EXCERPTED DATA>
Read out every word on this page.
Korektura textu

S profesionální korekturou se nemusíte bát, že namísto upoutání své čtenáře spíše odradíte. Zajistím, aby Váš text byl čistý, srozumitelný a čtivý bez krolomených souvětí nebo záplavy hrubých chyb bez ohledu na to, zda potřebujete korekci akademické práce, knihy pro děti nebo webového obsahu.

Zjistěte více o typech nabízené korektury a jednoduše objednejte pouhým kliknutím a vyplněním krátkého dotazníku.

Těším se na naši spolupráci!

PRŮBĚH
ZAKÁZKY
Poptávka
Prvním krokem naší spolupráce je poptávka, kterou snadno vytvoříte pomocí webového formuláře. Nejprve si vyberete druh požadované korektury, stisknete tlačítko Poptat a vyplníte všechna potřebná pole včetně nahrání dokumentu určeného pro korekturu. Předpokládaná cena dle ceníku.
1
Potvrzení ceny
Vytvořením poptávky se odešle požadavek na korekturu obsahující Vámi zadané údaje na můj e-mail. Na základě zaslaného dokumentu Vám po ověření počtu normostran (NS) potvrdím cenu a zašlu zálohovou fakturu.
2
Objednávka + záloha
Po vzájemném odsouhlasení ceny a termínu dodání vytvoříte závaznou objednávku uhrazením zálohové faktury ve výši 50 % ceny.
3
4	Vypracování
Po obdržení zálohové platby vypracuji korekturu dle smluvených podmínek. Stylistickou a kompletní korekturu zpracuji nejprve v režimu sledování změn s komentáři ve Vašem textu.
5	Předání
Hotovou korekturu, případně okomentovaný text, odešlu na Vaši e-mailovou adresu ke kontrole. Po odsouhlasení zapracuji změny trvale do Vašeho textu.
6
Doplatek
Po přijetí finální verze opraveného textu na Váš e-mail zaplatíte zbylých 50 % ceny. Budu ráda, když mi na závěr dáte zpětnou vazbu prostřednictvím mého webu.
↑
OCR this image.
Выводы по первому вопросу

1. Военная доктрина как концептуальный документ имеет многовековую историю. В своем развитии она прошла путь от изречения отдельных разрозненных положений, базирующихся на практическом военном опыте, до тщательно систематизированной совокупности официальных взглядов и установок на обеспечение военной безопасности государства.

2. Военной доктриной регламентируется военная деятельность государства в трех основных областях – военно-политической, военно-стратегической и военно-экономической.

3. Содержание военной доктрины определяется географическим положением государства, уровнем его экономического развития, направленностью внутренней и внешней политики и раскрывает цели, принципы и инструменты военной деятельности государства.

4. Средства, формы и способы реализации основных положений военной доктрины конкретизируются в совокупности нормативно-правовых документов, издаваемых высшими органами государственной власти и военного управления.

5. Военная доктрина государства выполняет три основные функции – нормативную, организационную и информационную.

DESCRIPTION OF THE TASK> Starting at the line that contains "OCR this image.", retype each line through the end of the listing above and nothing else.

FINISHED EXERCISE>
OCR this image.
Выводы по первому вопросу

1. Военная доктрина как концептуальный документ имеет многовековую историю. В своем развитии она прошла путь от изречения отдельных разрозненных положений, базирующихся на практическом военном опыте, до тщательно систематизированной совокупности официальных взглядов и установок на обеспечение военной безопасности государства.

2. Военной доктриной регламентируется военная деятельность государства в трех основных областях – военно-политической, военно-стратегической и военно-экономической.

3. Содержание военной доктрины определяется географическим положением государства, уровнем его экономического развития, направленностью внутренней и внешней политики и раскрывает цели, принципы и инструменты военной деятельности государства.

4. Средства, формы и способы реализации основных положений военной доктрины конкретизируются в совокупности нормативно-правовых документов, издаваемых высшими органами государственной власти и военного управления.

5. Военная доктрина государства выполняет три основные функции – нормативную, организационную и информационную.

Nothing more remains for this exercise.